== TASK PROMPT ==
Copy out the records line for line, from the line that contains "410, 258, 415]" through the line that contains "244, 370, 264]", including both of those lines.

Excerpts from a layout annotation set
——————————
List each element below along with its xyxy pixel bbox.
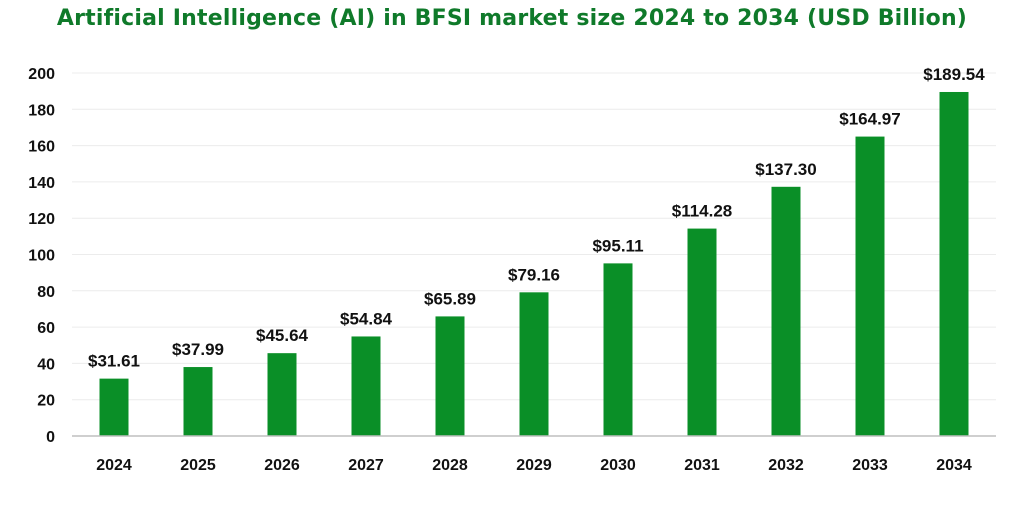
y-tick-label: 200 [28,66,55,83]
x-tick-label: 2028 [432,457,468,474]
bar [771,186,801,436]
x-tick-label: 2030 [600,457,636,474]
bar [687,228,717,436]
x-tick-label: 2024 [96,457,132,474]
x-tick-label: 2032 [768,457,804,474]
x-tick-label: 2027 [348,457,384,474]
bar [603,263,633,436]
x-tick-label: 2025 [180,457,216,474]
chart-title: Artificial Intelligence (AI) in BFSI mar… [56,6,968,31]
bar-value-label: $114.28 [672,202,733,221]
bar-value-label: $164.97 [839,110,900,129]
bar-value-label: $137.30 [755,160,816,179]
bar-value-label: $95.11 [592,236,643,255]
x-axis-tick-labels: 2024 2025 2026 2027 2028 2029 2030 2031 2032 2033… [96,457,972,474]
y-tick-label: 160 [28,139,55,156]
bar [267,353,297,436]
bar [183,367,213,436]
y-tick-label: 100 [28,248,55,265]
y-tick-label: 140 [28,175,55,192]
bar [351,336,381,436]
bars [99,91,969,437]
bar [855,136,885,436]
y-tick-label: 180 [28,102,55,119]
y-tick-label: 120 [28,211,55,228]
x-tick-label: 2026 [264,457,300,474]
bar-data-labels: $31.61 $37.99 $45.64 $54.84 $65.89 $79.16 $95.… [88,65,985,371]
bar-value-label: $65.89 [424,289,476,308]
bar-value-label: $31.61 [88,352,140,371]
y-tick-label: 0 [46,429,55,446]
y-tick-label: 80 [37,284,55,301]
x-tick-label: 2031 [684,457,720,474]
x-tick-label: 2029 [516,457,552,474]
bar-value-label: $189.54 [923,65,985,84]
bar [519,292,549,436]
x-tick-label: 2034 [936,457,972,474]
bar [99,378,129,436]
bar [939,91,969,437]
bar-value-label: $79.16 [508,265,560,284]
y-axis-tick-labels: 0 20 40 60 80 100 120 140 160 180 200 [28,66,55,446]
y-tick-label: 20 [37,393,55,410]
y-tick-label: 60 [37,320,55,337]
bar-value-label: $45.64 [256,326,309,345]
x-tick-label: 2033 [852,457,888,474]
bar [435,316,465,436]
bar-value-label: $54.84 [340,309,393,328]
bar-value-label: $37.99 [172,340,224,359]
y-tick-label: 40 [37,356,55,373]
——————————
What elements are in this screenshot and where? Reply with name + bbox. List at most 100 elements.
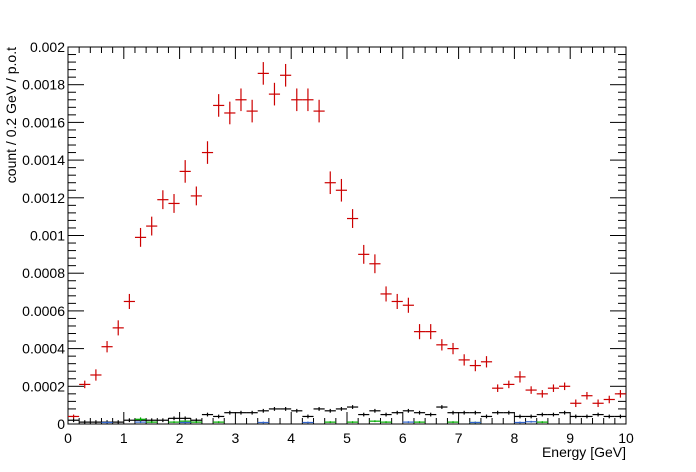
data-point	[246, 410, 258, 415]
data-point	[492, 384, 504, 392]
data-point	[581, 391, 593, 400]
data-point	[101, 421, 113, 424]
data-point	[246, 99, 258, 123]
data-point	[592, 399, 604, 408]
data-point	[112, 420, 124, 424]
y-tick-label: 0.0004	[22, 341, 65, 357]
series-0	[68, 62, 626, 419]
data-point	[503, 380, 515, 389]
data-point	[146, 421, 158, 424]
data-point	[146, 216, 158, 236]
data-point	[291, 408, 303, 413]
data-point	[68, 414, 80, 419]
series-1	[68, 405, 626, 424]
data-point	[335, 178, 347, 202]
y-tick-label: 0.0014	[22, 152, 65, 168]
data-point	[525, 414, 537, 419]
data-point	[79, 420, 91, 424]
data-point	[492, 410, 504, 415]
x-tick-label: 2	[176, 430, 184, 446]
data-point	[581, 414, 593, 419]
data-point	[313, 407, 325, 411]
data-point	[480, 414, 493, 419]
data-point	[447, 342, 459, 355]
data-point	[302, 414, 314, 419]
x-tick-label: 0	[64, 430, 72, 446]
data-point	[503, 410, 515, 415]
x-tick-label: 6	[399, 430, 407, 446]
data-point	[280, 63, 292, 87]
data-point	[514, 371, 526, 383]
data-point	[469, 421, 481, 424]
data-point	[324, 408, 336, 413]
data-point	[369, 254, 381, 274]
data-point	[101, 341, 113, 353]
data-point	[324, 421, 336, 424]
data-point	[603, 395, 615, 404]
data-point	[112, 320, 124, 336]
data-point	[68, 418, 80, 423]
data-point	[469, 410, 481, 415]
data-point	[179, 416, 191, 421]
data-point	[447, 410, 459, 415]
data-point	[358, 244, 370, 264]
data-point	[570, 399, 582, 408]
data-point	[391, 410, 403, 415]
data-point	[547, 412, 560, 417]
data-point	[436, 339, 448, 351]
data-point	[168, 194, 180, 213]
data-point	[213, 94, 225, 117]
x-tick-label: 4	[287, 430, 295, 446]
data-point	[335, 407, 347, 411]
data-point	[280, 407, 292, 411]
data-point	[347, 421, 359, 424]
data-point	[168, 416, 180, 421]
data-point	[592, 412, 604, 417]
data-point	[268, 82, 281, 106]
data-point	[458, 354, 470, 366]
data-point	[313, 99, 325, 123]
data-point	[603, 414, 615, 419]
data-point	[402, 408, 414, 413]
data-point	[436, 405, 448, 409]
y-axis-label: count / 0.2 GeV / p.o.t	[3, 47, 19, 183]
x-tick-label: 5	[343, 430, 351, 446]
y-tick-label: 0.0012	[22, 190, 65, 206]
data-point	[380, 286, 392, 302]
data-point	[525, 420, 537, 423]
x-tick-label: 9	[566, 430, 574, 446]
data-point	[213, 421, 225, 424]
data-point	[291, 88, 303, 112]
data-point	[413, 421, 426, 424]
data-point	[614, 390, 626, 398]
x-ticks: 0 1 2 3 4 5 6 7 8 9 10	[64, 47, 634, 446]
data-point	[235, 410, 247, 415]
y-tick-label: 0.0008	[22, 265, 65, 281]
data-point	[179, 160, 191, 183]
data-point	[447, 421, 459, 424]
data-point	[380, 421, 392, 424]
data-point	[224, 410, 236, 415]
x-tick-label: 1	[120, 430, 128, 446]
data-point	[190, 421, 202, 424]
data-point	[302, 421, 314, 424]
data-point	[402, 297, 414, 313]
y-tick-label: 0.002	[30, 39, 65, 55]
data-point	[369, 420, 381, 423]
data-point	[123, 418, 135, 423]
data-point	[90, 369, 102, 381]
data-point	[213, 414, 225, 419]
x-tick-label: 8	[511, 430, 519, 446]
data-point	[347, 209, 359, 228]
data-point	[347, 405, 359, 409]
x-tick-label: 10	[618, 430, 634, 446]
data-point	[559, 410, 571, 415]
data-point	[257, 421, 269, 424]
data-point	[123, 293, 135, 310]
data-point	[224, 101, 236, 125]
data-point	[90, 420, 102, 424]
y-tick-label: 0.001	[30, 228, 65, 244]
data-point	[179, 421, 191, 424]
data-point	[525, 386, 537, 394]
——————————
== PROBLEM SOLUTION ==
data-point	[246, 410, 258, 415]
data-point	[492, 384, 504, 392]
data-point	[581, 391, 593, 400]
data-point	[101, 421, 113, 424]
data-point	[246, 99, 258, 123]
data-point	[592, 399, 604, 408]
data-point	[112, 420, 124, 424]
y-tick-label: 0.0004	[22, 341, 65, 357]
series-0	[68, 62, 626, 419]
data-point	[503, 380, 515, 389]
data-point	[146, 421, 158, 424]
data-point	[146, 216, 158, 236]
data-point	[291, 408, 303, 413]
data-point	[68, 414, 80, 419]
series-1	[68, 405, 626, 424]
data-point	[335, 178, 347, 202]
y-tick-label: 0.0014	[22, 152, 65, 168]
data-point	[525, 414, 537, 419]
data-point	[79, 420, 91, 424]
data-point	[492, 410, 504, 415]
x-tick-label: 2	[176, 430, 184, 446]
data-point	[581, 414, 593, 419]
data-point	[313, 407, 325, 411]
data-point	[480, 414, 493, 419]
data-point	[447, 342, 459, 355]
data-point	[302, 414, 314, 419]
x-tick-label: 0	[64, 430, 72, 446]
data-point	[503, 410, 515, 415]
x-tick-label: 6	[399, 430, 407, 446]
data-point	[280, 63, 292, 87]
data-point	[514, 371, 526, 383]
data-point	[469, 421, 481, 424]
data-point	[324, 408, 336, 413]
data-point	[369, 254, 381, 274]
data-point	[101, 341, 113, 353]
data-point	[324, 421, 336, 424]
data-point	[603, 395, 615, 404]
data-point	[112, 320, 124, 336]
data-point	[68, 418, 80, 423]
data-point	[469, 410, 481, 415]
data-point	[179, 416, 191, 421]
data-point	[447, 410, 459, 415]
data-point	[358, 244, 370, 264]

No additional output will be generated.